# Job
Transcribe the material verbatim in full; the pictures do not belong in the copy.

# Data rows
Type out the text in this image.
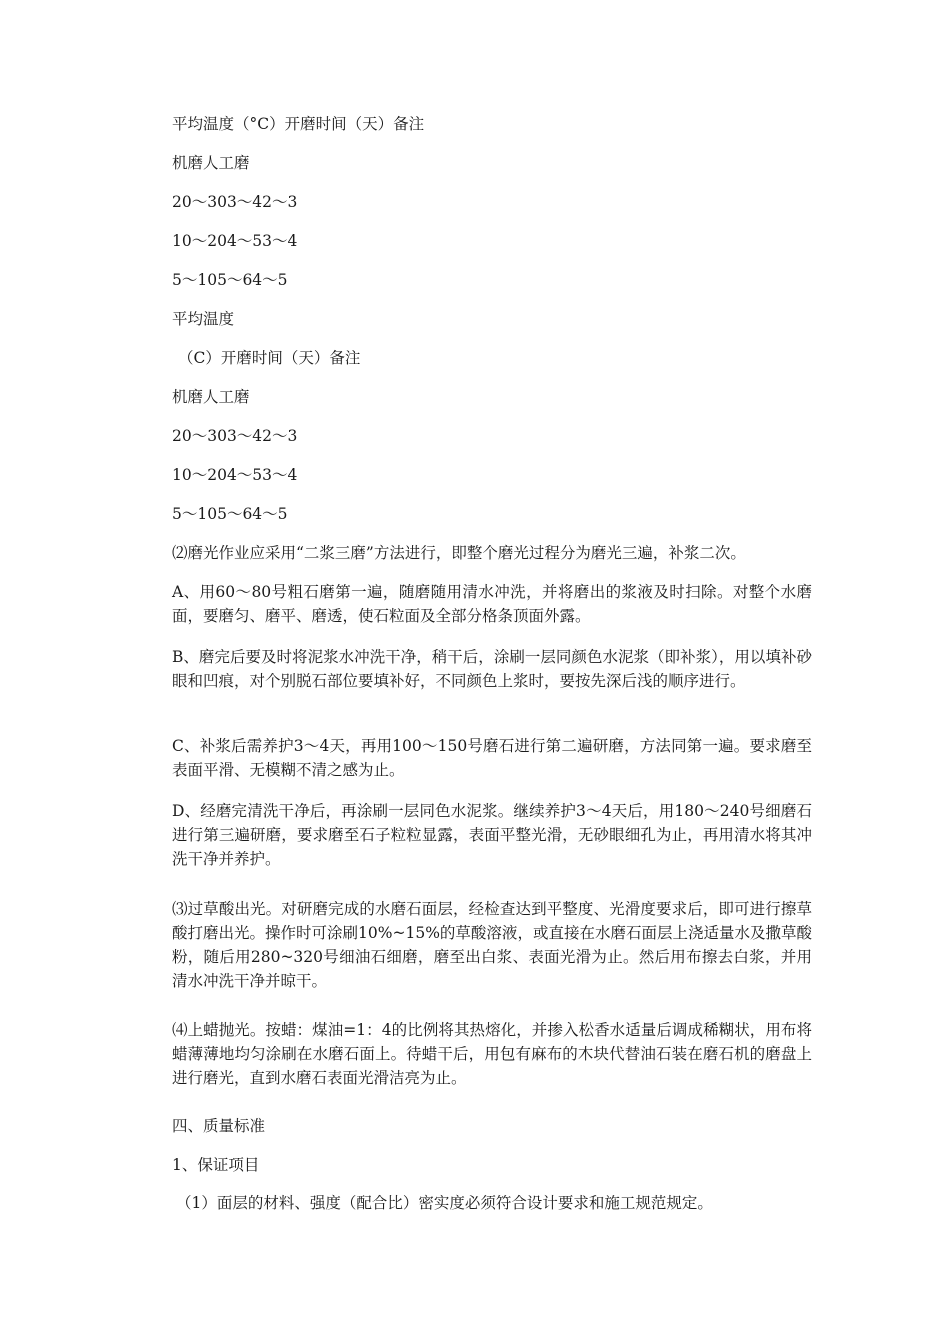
平均温度（°C）开磨时间（天）备注
机磨人工磨
20～303～42～3
10～204～53～4
5～105～64～5
平均温度
（C）开磨时间（天）备注
机磨人工磨
20～303～42～3
10～204～53～4
5～105～64～5
⑵磨光作业应采用“二浆三磨”方法进行，即整个磨光过程分为磨光三遍，补浆二次。
A、用60～80号粗石磨第一遍，随磨随用清水冲洗，并将磨出的浆液及时扫除。对整个水磨面，要磨匀、磨平、磨透，使石粒面及全部分格条顶面外露。
B、磨完后要及时将泥浆水冲洗干净，稍干后，涂刷一层同颜色水泥浆（即补浆），用以填补砂眼和凹痕，对个别脱石部位要填补好，不同颜色上浆时，要按先深后浅的顺序进行。
C、补浆后需养护3～4天，再用100～150号磨石进行第二遍研磨，方法同第一遍。要求磨至表面平滑、无模糊不清之感为止。
D、经磨完清洗干净后，再涂刷一层同色水泥浆。继续养护3～4天后，用180～240号细磨石进行第三遍研磨，要求磨至石子粒粒显露，表面平整光滑，无砂眼细孔为止，再用清水将其冲洗干净并养护。
⑶过草酸出光。对研磨完成的水磨石面层，经检查达到平整度、光滑度要求后，即可进行擦草酸打磨出光。操作时可涂刷10%~15%的草酸溶液，或直接在水磨石面层上浇适量水及撒草酸粉，随后用280~320号细油石细磨，磨至出白浆、表面光滑为止。然后用布擦去白浆，并用清水冲洗干净并晾干。
⑷上蜡抛光。按蜡：煤油=1：4的比例将其热熔化，并掺入松香水适量后调成稀糊状，用布将蜡薄薄地均匀涂刷在水磨石面上。待蜡干后，用包有麻布的木块代替油石装在磨石机的磨盘上进行磨光，直到水磨石表面光滑洁亮为止。
四、质量标准
1、保证项目
（1）面层的材料、强度（配合比）密实度必须符合设计要求和施工规范规定。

# Response
Type out the text in this image.
平均温度（°C）开磨时间（天）备注
机磨人工磨
20～303～42～3
10～204～53～4
5～105～64～5
平均温度
（C）开磨时间（天）备注
机磨人工磨
20～303～42～3
10～204～53～4
5～105～64～5
⑵磨光作业应采用“二浆三磨”方法进行，即整个磨光过程分为磨光三遍，补浆二次。
A、用60～80号粗石磨第一遍，随磨随用清水冲洗，并将磨出的浆液及时扫除。对整个水磨面，要磨匀、磨平、磨透，使石粒面及全部分格条顶面外露。
B、磨完后要及时将泥浆水冲洗干净，稍干后，涂刷一层同颜色水泥浆（即补浆），用以填补砂眼和凹痕，对个别脱石部位要填补好，不同颜色上浆时，要按先深后浅的顺序进行。
C、补浆后需养护3～4天，再用100～150号磨石进行第二遍研磨，方法同第一遍。要求磨至表面平滑、无模糊不清之感为止。
D、经磨完清洗干净后，再涂刷一层同色水泥浆。继续养护3～4天后，用180～240号细磨石进行第三遍研磨，要求磨至石子粒粒显露，表面平整光滑，无砂眼细孔为止，再用清水将其冲洗干净并养护。
⑶过草酸出光。对研磨完成的水磨石面层，经检查达到平整度、光滑度要求后，即可进行擦草酸打磨出光。操作时可涂刷10%~15%的草酸溶液，或直接在水磨石面层上浇适量水及撒草酸粉，随后用280~320号细油石细磨，磨至出白浆、表面光滑为止。然后用布擦去白浆，并用清水冲洗干净并晾干。
⑷上蜡抛光。按蜡：煤油=1：4的比例将其热熔化，并掺入松香水适量后调成稀糊状，用布将蜡薄薄地均匀涂刷在水磨石面上。待蜡干后，用包有麻布的木块代替油石装在磨石机的磨盘上进行磨光，直到水磨石表面光滑洁亮为止。
四、质量标准
1、保证项目
（1）面层的材料、强度（配合比）密实度必须符合设计要求和施工规范规定。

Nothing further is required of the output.